══ Recorded information

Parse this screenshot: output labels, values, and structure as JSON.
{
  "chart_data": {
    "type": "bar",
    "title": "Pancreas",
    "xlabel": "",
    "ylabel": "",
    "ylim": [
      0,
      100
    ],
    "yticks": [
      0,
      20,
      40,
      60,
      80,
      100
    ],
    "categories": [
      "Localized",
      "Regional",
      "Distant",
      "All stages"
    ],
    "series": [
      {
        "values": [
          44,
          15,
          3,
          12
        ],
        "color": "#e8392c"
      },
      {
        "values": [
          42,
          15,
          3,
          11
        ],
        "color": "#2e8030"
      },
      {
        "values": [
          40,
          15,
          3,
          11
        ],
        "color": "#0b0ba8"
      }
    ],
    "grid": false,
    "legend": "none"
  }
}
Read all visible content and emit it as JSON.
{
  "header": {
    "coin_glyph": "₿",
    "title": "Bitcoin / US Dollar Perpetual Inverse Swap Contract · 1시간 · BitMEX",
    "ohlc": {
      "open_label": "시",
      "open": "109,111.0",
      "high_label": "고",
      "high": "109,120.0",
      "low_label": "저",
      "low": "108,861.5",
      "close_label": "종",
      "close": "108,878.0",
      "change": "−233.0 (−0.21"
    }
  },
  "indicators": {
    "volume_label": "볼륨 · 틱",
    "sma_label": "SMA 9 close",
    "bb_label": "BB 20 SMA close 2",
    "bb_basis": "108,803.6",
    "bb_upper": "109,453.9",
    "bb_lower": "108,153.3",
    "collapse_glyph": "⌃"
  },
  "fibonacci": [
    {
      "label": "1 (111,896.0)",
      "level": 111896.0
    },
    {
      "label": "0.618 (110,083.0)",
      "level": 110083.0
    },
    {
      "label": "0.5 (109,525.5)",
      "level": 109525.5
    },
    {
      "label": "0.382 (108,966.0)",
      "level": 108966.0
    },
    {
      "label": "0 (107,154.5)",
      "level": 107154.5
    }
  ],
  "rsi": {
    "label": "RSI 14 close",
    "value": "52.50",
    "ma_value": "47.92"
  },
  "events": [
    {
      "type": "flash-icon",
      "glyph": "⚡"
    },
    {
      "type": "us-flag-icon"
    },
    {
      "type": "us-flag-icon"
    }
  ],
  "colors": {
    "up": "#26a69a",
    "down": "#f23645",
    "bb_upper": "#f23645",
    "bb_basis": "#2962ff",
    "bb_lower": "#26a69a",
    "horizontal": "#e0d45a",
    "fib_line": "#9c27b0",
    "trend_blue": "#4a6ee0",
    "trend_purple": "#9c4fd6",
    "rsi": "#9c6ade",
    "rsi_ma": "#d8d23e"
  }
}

════

→ Job
Return the material in full, exactly as shown.

→ Correct result
Parse this screenshot: output labels, values, and structure as JSON.
{
  "chart_data": {
    "type": "bar",
    "title": "Pancreas",
    "xlabel": "",
    "ylabel": "",
    "ylim": [
      0,
      100
    ],
    "yticks": [
      0,
      20,
      40,
      60,
      80,
      100
    ],
    "categories": [
      "Localized",
      "Regional",
      "Distant",
      "All stages"
    ],
    "series": [
      {
        "values": [
          44,
          15,
          3,
          12
        ],
        "color": "#e8392c"
      },
      {
        "values": [
          42,
          15,
          3,
          11
        ],
        "color": "#2e8030"
      },
      {
        "values": [
          40,
          15,
          3,
          11
        ],
        "color": "#0b0ba8"
      }
    ],
    "grid": false,
    "legend": "none"
  }
}
Read all visible content and emit it as JSON.
{
  "header": {
    "coin_glyph": "₿",
    "title": "Bitcoin / US Dollar Perpetual Inverse Swap Contract · 1시간 · BitMEX",
    "ohlc": {
      "open_label": "시",
      "open": "109,111.0",
      "high_label": "고",
      "high": "109,120.0",
      "low_label": "저",
      "low": "108,861.5",
      "close_label": "종",
      "close": "108,878.0",
      "change": "−233.0 (−0.21"
    }
  },
  "indicators": {
    "volume_label": "볼륨 · 틱",
    "sma_label": "SMA 9 close",
    "bb_label": "BB 20 SMA close 2",
    "bb_basis": "108,803.6",
    "bb_upper": "109,453.9",
    "bb_lower": "108,153.3",
    "collapse_glyph": "⌃"
  },
  "fibonacci": [
    {
      "label": "1 (111,896.0)",
      "level": 111896.0
    },
    {
      "label": "0.618 (110,083.0)",
      "level": 110083.0
    },
    {
      "label": "0.5 (109,525.5)",
      "level": 109525.5
    },
    {
      "label": "0.382 (108,966.0)",
      "level": 108966.0
    },
    {
      "label": "0 (107,154.5)",
      "level": 107154.5
    }
  ],
  "rsi": {
    "label": "RSI 14 close",
    "value": "52.50",
    "ma_value": "47.92"
  },
  "events": [
    {
      "type": "flash-icon",
      "glyph": "⚡"
    },
    {
      "type": "us-flag-icon"
    },
    {
      "type": "us-flag-icon"
    }
  ],
  "colors": {
    "up": "#26a69a",
    "down": "#f23645",
    "bb_upper": "#f23645",
    "bb_basis": "#2962ff",
    "bb_lower": "#26a69a",
    "horizontal": "#e0d45a",
    "fib_line": "#9c27b0",
    "trend_blue": "#4a6ee0",
    "trend_purple": "#9c4fd6",
    "rsi": "#9c6ade",
    "rsi_ma": "#d8d23e"
  }
}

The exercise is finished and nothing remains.